State how many lines contain "JSON", and write nothing except that count.

BEGIN Supplied information

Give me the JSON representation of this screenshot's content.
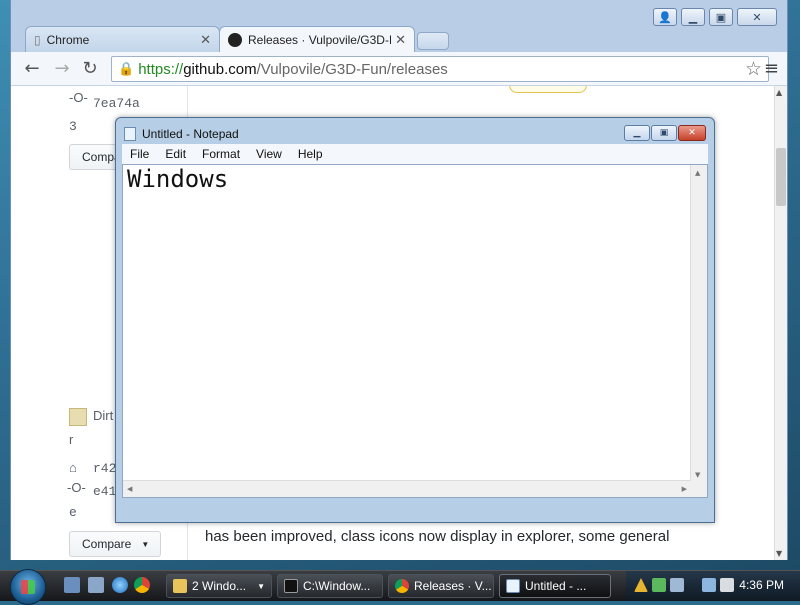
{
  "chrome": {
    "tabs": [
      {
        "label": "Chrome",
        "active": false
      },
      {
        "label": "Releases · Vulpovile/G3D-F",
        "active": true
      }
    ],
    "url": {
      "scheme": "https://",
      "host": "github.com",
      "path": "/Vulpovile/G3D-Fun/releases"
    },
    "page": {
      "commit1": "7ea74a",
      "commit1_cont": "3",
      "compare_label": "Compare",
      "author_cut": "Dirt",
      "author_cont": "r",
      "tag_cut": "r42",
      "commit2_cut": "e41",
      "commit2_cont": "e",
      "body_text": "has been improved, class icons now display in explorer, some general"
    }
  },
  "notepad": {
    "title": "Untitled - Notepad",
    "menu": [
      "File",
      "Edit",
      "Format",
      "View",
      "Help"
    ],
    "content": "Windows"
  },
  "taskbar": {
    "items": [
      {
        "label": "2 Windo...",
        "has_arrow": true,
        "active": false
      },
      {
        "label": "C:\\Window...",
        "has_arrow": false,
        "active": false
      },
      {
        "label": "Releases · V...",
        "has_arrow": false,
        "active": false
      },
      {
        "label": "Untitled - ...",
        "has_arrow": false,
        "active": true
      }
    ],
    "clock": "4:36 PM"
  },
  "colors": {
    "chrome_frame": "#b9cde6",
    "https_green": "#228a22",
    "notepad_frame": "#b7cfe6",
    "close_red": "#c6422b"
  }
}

END Supplied information
BEGIN Supplied information

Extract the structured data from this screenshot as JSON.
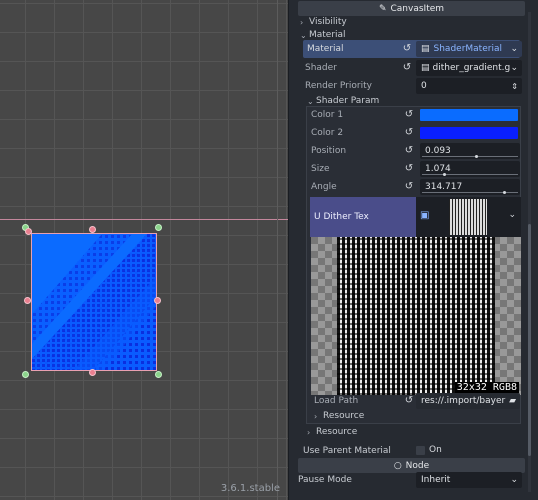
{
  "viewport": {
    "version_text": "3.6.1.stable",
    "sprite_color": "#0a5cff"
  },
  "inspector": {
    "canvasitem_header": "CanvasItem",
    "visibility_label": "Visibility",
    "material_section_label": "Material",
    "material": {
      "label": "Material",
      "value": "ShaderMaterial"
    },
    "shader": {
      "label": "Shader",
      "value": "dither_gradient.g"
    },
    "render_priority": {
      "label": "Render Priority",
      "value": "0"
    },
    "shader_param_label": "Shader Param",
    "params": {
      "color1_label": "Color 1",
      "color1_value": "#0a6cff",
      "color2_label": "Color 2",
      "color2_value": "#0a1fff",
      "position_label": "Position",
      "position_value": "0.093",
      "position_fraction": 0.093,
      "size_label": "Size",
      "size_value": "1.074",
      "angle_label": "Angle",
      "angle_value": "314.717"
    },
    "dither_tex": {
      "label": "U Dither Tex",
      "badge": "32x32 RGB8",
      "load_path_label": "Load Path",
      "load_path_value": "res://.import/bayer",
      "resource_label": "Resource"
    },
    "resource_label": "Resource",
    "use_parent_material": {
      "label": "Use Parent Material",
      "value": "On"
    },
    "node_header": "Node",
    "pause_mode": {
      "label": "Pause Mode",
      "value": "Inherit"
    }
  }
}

END Supplied information

Problem solution: 2